Фрагмент текста —

────────────────────────────────────────

1-2-3-4
Версаль.
О Версале я слыхал и виды его видел еще в раннем детстве, но познакомился я с ним ближе, когда мне было 13 лет и когда я украдкой зачитывался томиками Александра Дюма, наполнявшими запретные для меня задние ряды отцовской библиотеки. До тех пор Версаль был одной из бесчисленных диковин заграницы, с этого же момента я открыл в себе, что связан с ним какой-то личной связью, что он мне “родной”. Вчитываясь в эти пленительные небылицы, мне казалось, что я издавна знаком со всем сценариумом, в котором протекает волнующее действие “Joseph Balsamo” и “Collier de la Reine”1. И то же ощущение чего-то лично близкого, давно знакомого, “родного” я почувствовал в еще большей степени, когда впервые наяву ступил на хрусткий гравий садовых площадей и улиц Версаля, когда меня овеяла его суровая, как морской воздух, атмосфера, пронизываемая неустанными ветрами, когда передо мной во все стороны раскинулись безграничные, опять-таки как море, пространства. Случилось это в октябре 1896 года, и этот день — довольно неприветливый осенний день — остался в моей памяти как один из самых полных и счастливых всей моей жизни. К сожалению, темнота наступила слишком скоро, и пришлось возвращаться в Париж, где мы тогда только что устроились и куда я приехал из Версаля, одурманенный, почти больной от впечатлений.
И все же не скрою одну странность тогдашних переживаний. К восторгу примешивалась доля известного разочарования. Отчасти, пожалуй, это было вызвано тем, что, несмотря на мое очень подробное заочное знакомство с Версалем, все в натуре оказалось расположенным не совсем так, как я ожидал. Получилось, но лишь наоборот, то, что бывает во сне, когда недоумеваешь, что самые знакомые места как бы переставились. Многое мне показалось и не столь великолепным, как я думал. Внутренность дворца, например, поразила известным “безвкусием”. Тогда он еще стоял почти без мебели (восстановление убранства началось приблизительно лишь с 1900 года), и вследствие того как-то назойливо пестрели живописные плафоны, отливали цвета мраморных облицовок и сверкала позолота. Наоборот, в садах меня озадачивала сдержанность форм, отсутствие барочной разнузданности, которую я успел полюбить в предшествовавших путешествиях по Германии и Италии. Я даже был близок к тому, чтобы согласиться с теми соотечественниками, которые меня уверяли, что наш Петергоф куда великолепнее Версаля. Очевидно, все прочитанное и даже всевозможные гравюры и литографии (фотографии Версаля попадались тогда очень редко) укоренили во мне ложные представления, и потребовалось некоторое время, пока эта ложь не была оттеснена впечатлениями правды, причем эта правда, в конце концов, оказалась более изумительной и чудесной, нежели все вымыслы.

────────────────────────────────────────

Исходные данные —

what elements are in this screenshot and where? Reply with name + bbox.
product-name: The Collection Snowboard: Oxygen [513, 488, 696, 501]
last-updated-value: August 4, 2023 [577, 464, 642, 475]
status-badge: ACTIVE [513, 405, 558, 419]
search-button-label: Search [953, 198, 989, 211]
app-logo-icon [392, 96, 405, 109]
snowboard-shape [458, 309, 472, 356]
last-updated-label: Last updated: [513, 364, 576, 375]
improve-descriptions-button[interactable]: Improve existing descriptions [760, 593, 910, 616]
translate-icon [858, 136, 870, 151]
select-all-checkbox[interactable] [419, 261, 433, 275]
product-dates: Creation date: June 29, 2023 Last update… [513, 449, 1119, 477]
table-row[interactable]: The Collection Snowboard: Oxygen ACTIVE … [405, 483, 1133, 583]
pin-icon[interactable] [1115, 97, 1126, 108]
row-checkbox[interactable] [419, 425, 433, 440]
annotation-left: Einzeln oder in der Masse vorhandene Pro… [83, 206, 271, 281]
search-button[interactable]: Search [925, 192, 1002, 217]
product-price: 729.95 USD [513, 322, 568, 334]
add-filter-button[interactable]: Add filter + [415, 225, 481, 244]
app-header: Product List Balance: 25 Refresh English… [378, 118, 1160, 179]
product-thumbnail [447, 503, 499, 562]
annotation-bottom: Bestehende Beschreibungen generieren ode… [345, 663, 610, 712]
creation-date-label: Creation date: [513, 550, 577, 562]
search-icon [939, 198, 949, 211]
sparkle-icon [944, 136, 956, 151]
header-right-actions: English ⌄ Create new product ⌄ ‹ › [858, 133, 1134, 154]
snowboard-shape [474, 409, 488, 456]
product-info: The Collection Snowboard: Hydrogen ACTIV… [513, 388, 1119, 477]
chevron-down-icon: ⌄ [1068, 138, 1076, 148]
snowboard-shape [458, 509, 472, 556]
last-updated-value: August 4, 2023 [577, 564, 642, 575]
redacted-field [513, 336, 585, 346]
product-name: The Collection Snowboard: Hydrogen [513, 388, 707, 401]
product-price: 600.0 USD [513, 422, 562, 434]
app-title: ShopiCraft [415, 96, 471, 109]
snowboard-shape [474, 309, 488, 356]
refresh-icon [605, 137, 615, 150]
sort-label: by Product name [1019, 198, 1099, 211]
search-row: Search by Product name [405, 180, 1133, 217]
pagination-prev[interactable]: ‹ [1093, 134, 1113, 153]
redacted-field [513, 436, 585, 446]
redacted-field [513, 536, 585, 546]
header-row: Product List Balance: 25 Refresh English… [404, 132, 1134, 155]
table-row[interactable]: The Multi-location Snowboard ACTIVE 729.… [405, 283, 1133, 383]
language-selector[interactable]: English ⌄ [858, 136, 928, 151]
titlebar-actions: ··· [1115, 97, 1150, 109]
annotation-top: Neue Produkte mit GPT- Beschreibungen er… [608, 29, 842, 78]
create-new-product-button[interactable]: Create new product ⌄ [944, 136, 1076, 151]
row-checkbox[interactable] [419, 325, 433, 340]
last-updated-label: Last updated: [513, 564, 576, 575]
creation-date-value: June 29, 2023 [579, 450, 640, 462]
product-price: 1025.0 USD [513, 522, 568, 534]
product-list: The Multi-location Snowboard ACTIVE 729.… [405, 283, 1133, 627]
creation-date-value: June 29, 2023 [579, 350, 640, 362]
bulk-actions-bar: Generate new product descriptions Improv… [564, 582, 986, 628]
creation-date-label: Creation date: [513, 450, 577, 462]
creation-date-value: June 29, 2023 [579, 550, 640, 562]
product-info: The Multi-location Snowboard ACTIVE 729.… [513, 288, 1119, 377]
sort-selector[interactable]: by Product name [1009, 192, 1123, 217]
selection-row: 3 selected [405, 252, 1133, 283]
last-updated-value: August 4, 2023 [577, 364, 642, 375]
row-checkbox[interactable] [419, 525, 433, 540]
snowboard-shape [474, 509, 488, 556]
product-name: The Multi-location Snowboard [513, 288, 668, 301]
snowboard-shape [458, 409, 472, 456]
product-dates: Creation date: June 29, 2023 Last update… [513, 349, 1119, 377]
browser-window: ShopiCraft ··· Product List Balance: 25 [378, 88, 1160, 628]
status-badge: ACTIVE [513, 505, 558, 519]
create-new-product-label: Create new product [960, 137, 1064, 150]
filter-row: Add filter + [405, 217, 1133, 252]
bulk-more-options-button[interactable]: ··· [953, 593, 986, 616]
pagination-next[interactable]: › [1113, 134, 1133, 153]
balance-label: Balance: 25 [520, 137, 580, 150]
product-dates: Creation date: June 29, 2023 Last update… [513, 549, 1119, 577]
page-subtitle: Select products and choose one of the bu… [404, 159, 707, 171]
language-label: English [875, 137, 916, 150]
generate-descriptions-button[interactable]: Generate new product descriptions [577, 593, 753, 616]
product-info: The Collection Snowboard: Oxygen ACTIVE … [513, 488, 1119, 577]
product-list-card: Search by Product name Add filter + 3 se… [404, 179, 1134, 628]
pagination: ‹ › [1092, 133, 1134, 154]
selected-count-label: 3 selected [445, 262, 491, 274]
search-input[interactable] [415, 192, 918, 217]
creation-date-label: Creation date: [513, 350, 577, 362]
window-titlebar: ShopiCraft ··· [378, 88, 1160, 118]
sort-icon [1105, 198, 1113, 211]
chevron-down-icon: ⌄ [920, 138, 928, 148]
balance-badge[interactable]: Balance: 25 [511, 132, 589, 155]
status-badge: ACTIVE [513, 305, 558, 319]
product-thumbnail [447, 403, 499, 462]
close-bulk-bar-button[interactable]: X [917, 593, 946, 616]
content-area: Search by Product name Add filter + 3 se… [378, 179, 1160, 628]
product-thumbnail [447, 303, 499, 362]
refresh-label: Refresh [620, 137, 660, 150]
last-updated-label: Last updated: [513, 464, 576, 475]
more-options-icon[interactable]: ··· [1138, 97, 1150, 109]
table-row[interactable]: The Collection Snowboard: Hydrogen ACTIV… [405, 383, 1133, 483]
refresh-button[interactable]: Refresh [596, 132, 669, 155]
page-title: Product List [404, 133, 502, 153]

────────────────────────────────────────

Что сделать — Проверьте по тексту о Версале, верны ли утверждения: (a) рассказчик впервые побывал в Версале в октябре 1896 года; (b) в то время дворец был полностью обставлен мебелью; (c) в садах рассказчика поразила барочная разнузданность форм. На каждое ответьте «да» или «нет» и дословно приведите решающие слова текста. Материал взят из другого источника.

Разбор ответа —
(a) Да: «Случилось это в октябре 1896 года».
(b) Нет: «Тогда он еще стоял почти без мебели».
(c) Нет: «в садах меня озадачивала сдержанность форм, отсутствие барочной разнузданности».